**Dataset**

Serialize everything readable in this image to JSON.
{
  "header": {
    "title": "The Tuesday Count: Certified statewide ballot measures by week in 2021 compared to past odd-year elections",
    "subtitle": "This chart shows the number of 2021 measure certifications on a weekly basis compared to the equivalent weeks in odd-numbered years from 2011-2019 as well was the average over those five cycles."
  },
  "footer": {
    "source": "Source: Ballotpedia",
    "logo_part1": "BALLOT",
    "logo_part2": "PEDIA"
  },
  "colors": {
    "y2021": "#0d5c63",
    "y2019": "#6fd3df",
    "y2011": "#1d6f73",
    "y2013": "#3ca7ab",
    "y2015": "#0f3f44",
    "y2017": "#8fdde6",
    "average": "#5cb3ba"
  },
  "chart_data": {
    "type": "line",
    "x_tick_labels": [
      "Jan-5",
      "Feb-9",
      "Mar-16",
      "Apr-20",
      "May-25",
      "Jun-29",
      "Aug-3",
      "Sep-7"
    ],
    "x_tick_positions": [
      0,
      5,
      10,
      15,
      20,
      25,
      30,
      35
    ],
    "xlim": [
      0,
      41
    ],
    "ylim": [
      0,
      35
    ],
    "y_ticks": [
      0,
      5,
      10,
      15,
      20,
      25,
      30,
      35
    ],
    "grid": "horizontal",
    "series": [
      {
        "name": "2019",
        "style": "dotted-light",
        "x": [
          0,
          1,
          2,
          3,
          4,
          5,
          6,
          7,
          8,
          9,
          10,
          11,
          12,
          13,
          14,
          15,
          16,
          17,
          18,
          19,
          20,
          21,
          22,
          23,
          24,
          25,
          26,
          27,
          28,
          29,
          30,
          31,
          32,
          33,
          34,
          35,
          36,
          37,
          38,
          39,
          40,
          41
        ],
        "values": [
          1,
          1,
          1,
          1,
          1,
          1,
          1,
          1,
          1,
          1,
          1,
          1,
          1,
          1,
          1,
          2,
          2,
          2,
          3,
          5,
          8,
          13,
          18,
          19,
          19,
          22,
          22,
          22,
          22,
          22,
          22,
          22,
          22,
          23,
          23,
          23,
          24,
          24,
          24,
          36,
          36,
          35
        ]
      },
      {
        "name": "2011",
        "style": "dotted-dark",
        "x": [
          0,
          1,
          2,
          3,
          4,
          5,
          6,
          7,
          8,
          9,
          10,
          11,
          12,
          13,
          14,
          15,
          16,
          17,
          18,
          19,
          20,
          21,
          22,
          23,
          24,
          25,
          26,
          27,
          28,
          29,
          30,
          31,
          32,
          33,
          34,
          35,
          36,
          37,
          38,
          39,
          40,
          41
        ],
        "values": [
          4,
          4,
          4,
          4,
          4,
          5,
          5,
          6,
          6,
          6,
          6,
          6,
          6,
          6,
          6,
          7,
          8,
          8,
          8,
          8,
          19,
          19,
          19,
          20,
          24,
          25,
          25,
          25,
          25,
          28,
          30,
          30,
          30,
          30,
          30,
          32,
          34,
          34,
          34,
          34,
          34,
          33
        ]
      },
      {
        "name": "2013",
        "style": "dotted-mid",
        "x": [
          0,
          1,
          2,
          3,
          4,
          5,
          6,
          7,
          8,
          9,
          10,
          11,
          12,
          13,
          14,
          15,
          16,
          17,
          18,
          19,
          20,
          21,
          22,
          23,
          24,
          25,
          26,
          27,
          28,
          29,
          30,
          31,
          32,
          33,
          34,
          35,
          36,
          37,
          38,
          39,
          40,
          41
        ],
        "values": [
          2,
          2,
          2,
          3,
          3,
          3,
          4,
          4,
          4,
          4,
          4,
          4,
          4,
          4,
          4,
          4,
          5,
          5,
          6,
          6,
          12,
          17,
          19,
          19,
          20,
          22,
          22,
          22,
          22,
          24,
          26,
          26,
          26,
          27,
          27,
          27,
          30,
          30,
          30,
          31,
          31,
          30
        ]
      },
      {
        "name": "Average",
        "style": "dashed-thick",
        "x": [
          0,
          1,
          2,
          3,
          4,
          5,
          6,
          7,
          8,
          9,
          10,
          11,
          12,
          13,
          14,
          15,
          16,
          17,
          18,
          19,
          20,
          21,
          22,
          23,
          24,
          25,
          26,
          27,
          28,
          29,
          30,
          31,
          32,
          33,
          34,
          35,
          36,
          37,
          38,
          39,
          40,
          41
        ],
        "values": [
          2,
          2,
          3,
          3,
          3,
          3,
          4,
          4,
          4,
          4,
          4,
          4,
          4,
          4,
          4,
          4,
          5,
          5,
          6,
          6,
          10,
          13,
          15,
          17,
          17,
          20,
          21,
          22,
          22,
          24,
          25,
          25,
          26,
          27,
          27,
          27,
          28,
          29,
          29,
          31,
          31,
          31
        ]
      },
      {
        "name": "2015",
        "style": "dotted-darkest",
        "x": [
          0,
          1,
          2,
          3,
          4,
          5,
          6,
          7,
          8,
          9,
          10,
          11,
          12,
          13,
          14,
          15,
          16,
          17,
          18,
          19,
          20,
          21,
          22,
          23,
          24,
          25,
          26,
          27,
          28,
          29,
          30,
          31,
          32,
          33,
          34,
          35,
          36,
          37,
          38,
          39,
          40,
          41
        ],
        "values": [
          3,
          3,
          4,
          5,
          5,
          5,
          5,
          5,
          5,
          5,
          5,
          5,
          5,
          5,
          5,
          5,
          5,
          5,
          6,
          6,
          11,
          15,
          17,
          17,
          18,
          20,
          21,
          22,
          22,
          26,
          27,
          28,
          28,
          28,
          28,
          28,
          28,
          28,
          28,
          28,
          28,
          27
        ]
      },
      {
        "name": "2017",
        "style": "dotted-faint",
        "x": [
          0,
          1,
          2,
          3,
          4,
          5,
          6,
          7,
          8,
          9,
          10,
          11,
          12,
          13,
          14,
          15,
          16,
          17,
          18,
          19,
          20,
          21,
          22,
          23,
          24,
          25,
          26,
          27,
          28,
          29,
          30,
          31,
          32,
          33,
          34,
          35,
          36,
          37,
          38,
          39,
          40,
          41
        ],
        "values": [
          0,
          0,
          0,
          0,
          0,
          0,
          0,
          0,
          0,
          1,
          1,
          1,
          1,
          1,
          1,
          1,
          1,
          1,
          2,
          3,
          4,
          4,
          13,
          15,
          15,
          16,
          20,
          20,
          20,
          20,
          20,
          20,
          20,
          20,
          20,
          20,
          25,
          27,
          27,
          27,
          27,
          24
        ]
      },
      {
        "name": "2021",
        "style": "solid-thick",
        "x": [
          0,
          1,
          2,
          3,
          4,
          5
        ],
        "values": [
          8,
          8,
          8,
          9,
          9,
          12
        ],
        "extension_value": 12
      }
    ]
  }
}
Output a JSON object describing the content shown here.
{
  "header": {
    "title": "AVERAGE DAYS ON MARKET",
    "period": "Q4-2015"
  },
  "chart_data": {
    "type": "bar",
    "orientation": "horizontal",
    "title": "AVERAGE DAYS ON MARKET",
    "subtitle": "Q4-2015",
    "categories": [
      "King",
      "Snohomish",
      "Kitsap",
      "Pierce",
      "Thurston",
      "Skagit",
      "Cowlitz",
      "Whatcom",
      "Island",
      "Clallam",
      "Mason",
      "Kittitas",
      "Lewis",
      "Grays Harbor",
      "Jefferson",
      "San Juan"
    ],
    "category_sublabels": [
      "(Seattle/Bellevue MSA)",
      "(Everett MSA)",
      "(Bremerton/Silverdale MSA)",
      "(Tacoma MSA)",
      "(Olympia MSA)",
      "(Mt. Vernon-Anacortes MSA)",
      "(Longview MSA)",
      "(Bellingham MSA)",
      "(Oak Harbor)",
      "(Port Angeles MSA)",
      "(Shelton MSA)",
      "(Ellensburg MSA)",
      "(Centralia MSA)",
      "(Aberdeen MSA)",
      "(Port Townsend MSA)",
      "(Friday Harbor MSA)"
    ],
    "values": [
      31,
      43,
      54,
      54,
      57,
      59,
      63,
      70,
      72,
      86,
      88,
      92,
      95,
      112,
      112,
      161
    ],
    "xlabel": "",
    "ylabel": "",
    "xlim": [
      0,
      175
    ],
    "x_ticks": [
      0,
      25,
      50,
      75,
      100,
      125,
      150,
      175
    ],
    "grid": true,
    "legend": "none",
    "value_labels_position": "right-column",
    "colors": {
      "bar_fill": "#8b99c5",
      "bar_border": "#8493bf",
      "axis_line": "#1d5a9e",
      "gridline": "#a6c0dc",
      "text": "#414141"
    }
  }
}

**Instructions for the task**
Return only the lines running from the line with "Output a JSON" to the last line of the records, both included, exactly as written.

**Answer for this exercise**
Output a JSON object describing the content shown here.
{
  "header": {
    "title": "AVERAGE DAYS ON MARKET",
    "period": "Q4-2015"
  },
  "chart_data": {
    "type": "bar",
    "orientation": "horizontal",
    "title": "AVERAGE DAYS ON MARKET",
    "subtitle": "Q4-2015",
    "categories": [
      "King",
      "Snohomish",
      "Kitsap",
      "Pierce",
      "Thurston",
      "Skagit",
      "Cowlitz",
      "Whatcom",
      "Island",
      "Clallam",
      "Mason",
      "Kittitas",
      "Lewis",
      "Grays Harbor",
      "Jefferson",
      "San Juan"
    ],
    "category_sublabels": [
      "(Seattle/Bellevue MSA)",
      "(Everett MSA)",
      "(Bremerton/Silverdale MSA)",
      "(Tacoma MSA)",
      "(Olympia MSA)",
      "(Mt. Vernon-Anacortes MSA)",
      "(Longview MSA)",
      "(Bellingham MSA)",
      "(Oak Harbor)",
      "(Port Angeles MSA)",
      "(Shelton MSA)",
      "(Ellensburg MSA)",
      "(Centralia MSA)",
      "(Aberdeen MSA)",
      "(Port Townsend MSA)",
      "(Friday Harbor MSA)"
    ],
    "values": [
      31,
      43,
      54,
      54,
      57,
      59,
      63,
      70,
      72,
      86,
      88,
      92,
      95,
      112,
      112,
      161
    ],
    "xlabel": "",
    "ylabel": "",
    "xlim": [
      0,
      175
    ],
    "x_ticks": [
      0,
      25,
      50,
      75,
      100,
      125,
      150,
      175
    ],
    "grid": true,
    "legend": "none",
    "value_labels_position": "right-column",
    "colors": {
      "bar_fill": "#8b99c5",
      "bar_border": "#8493bf",
      "axis_line": "#1d5a9e",
      "gridline": "#a6c0dc",
      "text": "#414141"
    }
  }
}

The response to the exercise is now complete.